● Exercise input
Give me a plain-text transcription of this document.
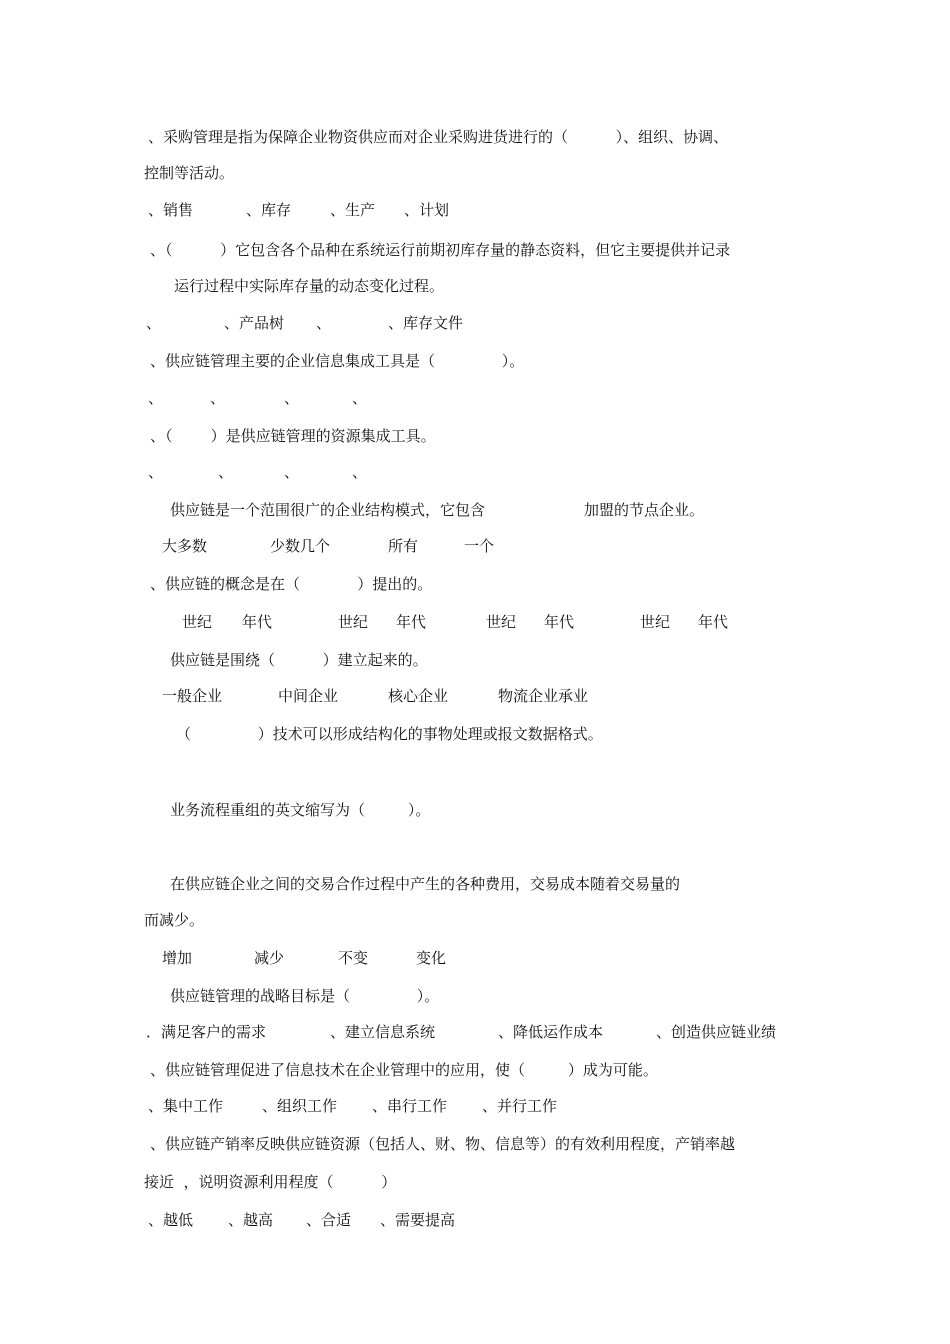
、采购管理是指为保障企业物资供应而对企业采购进货进行的（          ）、组织、协调、
控制等活动。
、销售	、库存	、生产 、计划
、（          ）它包含各个品种在系统运行前期初库存量的静态资料，但它主要提供并记录
运行过程中实际库存量的动态变化过程。
、	、产品树 、	、库存文件
、供应链管理主要的企业信息集成工具是（              ）。
、	、	、	、
、（        ）是供应链管理的资源集成工具。
、	、	、	、
供应链是一个范围很广的企业结构模式，它包含	加盟的节点企业。
大多数	少数几个	所有	一个
、供应链的概念是在（            ）提出的。
世纪 年代	世纪 年代	世纪 年代	世纪 年代
供应链是围绕（          ）建立起来的。
一般企业	中间企业	核心企业	物流企业承业
（              ）技术可以形成结构化的事物处理或报文数据格式。
业务流程重组的英文缩写为（         ）。
在供应链企业之间的交易合作过程中产生的各种费用，交易成本随着交易量的
而减少。
增加	减少	不变	变化
供应链管理的战略目标是（              ）。
．满足客户的需求	、建立信息系统	、降低运作成本	、创造供应链业绩
、供应链管理促进了信息技术在企业管理中的应用，使（         ）成为可能。
、集中工作	、组织工作 、串行工作 、并行工作
、供应链产销率反映供应链资源（包括人、财、物、信息等）的有效利用程度，产销率越
接近  ，说明资源利用程度（          ）
、越低 、越高 、合适 、需要提高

● Problem
Omit every picture while copying the listing above exactly.

● Result of the task
Give me a plain-text transcription of this document.
、采购管理是指为保障企业物资供应而对企业采购进货进行的（          ）、组织、协调、
控制等活动。
、销售	、库存	、生产 、计划
、（          ）它包含各个品种在系统运行前期初库存量的静态资料，但它主要提供并记录
运行过程中实际库存量的动态变化过程。
、	、产品树 、	、库存文件
、供应链管理主要的企业信息集成工具是（              ）。
、	、	、	、
、（        ）是供应链管理的资源集成工具。
、	、	、	、
供应链是一个范围很广的企业结构模式，它包含	加盟的节点企业。
大多数	少数几个	所有	一个
、供应链的概念是在（            ）提出的。
世纪 年代	世纪 年代	世纪 年代	世纪 年代
供应链是围绕（          ）建立起来的。
一般企业	中间企业	核心企业	物流企业承业
（              ）技术可以形成结构化的事物处理或报文数据格式。
业务流程重组的英文缩写为（         ）。
在供应链企业之间的交易合作过程中产生的各种费用，交易成本随着交易量的
而减少。
增加	减少	不变	变化
供应链管理的战略目标是（              ）。
．满足客户的需求	、建立信息系统	、降低运作成本	、创造供应链业绩
、供应链管理促进了信息技术在企业管理中的应用，使（         ）成为可能。
、集中工作	、组织工作 、串行工作 、并行工作
、供应链产销率反映供应链资源（包括人、财、物、信息等）的有效利用程度，产销率越
接近  ，说明资源利用程度（          ）
、越低 、越高 、合适 、需要提高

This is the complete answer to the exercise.